Extracts from a graphics dataset
• • •

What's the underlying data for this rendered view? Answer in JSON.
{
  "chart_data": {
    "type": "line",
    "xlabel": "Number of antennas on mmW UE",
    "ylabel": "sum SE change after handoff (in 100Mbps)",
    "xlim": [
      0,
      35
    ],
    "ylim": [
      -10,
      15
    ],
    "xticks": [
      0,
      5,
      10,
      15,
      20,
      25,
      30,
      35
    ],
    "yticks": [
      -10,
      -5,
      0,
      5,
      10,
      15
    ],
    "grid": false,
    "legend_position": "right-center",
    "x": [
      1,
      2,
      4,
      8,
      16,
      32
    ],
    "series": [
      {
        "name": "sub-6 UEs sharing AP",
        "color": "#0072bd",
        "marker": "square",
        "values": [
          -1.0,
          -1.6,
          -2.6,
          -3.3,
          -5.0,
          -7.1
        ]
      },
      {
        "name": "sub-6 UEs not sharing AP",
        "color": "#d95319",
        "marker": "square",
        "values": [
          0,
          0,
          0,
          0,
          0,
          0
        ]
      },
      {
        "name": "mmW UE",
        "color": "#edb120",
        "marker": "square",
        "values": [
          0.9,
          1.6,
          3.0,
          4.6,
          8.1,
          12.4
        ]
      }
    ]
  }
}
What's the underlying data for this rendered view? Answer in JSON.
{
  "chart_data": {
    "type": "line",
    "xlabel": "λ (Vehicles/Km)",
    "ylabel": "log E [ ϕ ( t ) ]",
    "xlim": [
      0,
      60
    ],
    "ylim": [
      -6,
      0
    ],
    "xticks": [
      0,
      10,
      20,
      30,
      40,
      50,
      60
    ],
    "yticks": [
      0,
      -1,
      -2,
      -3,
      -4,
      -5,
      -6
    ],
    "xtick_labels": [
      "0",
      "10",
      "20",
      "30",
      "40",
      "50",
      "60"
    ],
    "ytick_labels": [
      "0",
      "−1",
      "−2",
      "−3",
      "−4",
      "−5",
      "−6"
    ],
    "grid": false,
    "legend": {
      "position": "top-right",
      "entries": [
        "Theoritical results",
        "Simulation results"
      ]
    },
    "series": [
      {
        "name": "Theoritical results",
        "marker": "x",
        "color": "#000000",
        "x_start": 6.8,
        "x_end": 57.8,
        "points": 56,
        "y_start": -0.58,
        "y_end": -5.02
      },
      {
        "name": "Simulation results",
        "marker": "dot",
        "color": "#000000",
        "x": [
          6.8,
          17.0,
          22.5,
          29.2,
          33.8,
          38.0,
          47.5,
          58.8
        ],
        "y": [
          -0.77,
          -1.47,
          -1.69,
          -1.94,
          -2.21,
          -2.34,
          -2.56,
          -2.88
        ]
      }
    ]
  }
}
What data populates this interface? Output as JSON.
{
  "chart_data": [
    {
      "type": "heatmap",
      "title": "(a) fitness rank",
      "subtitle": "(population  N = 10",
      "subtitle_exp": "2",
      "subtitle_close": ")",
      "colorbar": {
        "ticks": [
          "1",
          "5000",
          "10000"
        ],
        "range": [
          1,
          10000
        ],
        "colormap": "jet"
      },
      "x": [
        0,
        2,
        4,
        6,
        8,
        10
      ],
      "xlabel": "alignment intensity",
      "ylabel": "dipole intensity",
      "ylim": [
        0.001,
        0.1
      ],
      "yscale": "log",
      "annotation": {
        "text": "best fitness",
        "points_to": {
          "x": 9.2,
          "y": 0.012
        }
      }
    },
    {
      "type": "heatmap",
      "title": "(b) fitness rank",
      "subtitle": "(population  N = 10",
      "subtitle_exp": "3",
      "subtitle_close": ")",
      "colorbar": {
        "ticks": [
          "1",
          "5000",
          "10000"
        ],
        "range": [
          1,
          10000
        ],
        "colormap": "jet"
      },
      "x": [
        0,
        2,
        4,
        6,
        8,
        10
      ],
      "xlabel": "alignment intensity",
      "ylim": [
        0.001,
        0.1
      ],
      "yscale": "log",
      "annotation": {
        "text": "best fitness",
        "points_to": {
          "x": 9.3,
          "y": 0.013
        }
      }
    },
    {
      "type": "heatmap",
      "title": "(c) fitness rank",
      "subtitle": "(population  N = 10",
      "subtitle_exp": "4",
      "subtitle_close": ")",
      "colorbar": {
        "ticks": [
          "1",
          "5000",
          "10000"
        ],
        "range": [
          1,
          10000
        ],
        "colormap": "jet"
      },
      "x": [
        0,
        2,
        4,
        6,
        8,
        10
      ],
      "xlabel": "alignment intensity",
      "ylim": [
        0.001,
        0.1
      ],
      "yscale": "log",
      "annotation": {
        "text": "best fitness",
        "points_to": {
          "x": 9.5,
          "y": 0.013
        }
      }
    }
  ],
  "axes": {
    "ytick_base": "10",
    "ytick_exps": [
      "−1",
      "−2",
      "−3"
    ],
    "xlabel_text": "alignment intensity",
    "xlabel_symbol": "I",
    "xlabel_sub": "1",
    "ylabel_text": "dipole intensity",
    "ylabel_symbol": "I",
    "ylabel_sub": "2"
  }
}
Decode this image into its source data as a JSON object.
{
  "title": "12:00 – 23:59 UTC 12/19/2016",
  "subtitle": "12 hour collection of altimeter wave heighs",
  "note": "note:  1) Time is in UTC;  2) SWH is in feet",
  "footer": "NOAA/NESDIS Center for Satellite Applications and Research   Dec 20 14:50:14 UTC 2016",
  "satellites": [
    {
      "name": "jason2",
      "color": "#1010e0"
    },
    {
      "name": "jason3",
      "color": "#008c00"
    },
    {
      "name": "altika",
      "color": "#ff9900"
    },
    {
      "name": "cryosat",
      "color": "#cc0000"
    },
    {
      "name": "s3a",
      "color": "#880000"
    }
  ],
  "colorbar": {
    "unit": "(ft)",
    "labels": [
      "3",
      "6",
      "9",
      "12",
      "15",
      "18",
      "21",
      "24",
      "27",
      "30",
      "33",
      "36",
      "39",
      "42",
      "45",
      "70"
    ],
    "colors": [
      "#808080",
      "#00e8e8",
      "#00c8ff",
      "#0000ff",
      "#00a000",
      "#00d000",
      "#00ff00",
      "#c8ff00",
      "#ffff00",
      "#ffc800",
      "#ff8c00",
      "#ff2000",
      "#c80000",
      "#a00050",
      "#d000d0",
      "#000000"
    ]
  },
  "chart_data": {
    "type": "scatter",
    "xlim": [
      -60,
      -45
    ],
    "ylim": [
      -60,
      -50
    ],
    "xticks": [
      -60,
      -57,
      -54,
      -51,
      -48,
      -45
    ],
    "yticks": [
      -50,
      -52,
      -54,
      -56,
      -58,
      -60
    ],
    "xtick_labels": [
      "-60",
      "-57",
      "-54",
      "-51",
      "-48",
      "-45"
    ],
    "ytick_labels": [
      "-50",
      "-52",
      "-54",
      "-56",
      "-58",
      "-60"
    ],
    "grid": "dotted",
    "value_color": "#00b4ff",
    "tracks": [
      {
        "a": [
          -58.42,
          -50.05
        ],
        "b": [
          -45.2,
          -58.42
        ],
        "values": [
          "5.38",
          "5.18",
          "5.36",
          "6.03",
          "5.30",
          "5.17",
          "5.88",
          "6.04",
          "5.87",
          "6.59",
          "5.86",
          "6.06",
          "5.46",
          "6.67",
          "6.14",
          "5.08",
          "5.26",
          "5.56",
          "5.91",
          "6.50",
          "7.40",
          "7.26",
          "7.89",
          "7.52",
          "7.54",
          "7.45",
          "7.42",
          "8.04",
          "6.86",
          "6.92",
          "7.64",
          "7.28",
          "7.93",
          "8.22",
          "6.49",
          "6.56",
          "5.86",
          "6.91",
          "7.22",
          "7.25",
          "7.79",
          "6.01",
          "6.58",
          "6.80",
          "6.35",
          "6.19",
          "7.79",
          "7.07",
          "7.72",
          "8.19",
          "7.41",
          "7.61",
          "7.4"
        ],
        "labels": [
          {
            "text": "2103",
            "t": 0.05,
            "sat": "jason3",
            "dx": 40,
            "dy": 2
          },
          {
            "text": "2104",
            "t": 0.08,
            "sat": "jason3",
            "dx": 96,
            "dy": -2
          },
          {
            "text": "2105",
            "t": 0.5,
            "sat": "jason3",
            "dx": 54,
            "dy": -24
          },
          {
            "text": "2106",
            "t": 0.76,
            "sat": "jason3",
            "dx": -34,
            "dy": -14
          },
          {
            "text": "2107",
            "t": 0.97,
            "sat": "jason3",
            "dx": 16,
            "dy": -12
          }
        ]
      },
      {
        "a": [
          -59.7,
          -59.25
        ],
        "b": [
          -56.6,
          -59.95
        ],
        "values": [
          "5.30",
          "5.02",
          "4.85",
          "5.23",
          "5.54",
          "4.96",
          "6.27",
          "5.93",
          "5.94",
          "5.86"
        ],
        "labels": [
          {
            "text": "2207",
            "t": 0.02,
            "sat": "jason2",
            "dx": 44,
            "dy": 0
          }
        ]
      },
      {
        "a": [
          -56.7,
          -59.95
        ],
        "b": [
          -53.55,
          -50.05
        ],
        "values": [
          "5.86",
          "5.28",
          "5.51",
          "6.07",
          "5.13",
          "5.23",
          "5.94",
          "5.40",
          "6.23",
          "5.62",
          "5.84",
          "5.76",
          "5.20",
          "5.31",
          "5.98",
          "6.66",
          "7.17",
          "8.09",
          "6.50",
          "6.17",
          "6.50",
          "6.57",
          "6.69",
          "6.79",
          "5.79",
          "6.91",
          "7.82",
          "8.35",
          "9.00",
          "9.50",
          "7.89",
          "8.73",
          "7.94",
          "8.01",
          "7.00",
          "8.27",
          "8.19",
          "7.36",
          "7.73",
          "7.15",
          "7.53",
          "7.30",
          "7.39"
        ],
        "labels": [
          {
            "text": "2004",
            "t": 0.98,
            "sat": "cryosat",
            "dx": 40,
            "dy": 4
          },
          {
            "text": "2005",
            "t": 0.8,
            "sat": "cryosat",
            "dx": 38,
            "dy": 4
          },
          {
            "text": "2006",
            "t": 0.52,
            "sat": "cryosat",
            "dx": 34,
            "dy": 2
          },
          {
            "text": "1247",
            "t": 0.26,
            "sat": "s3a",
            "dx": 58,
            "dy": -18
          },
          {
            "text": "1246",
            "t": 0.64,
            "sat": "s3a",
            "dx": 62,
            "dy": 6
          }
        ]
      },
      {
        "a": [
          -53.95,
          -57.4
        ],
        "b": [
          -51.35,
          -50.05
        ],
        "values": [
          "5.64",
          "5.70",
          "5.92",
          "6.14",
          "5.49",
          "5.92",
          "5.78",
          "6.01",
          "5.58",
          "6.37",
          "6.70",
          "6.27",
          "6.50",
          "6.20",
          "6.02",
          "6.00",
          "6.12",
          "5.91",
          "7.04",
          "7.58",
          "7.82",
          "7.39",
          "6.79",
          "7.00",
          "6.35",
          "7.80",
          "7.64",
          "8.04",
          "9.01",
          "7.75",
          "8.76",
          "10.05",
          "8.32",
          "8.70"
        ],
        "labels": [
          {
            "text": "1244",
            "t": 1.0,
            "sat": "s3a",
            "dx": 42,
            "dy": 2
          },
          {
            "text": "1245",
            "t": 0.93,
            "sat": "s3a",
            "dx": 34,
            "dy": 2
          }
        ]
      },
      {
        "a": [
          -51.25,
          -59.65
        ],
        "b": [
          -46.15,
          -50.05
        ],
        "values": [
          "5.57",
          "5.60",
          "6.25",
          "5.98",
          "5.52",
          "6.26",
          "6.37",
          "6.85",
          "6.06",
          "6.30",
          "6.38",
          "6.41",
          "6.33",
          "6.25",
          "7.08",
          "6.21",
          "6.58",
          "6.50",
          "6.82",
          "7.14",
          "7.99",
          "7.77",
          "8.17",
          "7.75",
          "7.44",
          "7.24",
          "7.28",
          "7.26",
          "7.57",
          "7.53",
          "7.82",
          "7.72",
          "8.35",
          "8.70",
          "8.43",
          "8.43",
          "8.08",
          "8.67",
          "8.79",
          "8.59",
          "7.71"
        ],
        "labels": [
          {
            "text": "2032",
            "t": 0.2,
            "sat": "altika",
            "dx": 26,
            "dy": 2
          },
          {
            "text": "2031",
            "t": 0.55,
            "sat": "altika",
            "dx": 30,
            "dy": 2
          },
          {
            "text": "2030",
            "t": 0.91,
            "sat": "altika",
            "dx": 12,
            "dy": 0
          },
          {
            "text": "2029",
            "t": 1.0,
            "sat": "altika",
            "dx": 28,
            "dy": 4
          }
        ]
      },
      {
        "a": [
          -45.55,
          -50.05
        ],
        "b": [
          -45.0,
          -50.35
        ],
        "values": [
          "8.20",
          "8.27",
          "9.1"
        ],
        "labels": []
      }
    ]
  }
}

• • •

## [TASK STATEMENT]
Using the records above, copy each line that contains "JSON".

## [OUTPUT BELOW]
What's the underlying data for this rendered view? Answer in JSON.
What's the underlying data for this rendered view? Answer in JSON.
What data populates this interface? Output as JSON.
Decode this image into its source data as a JSON object.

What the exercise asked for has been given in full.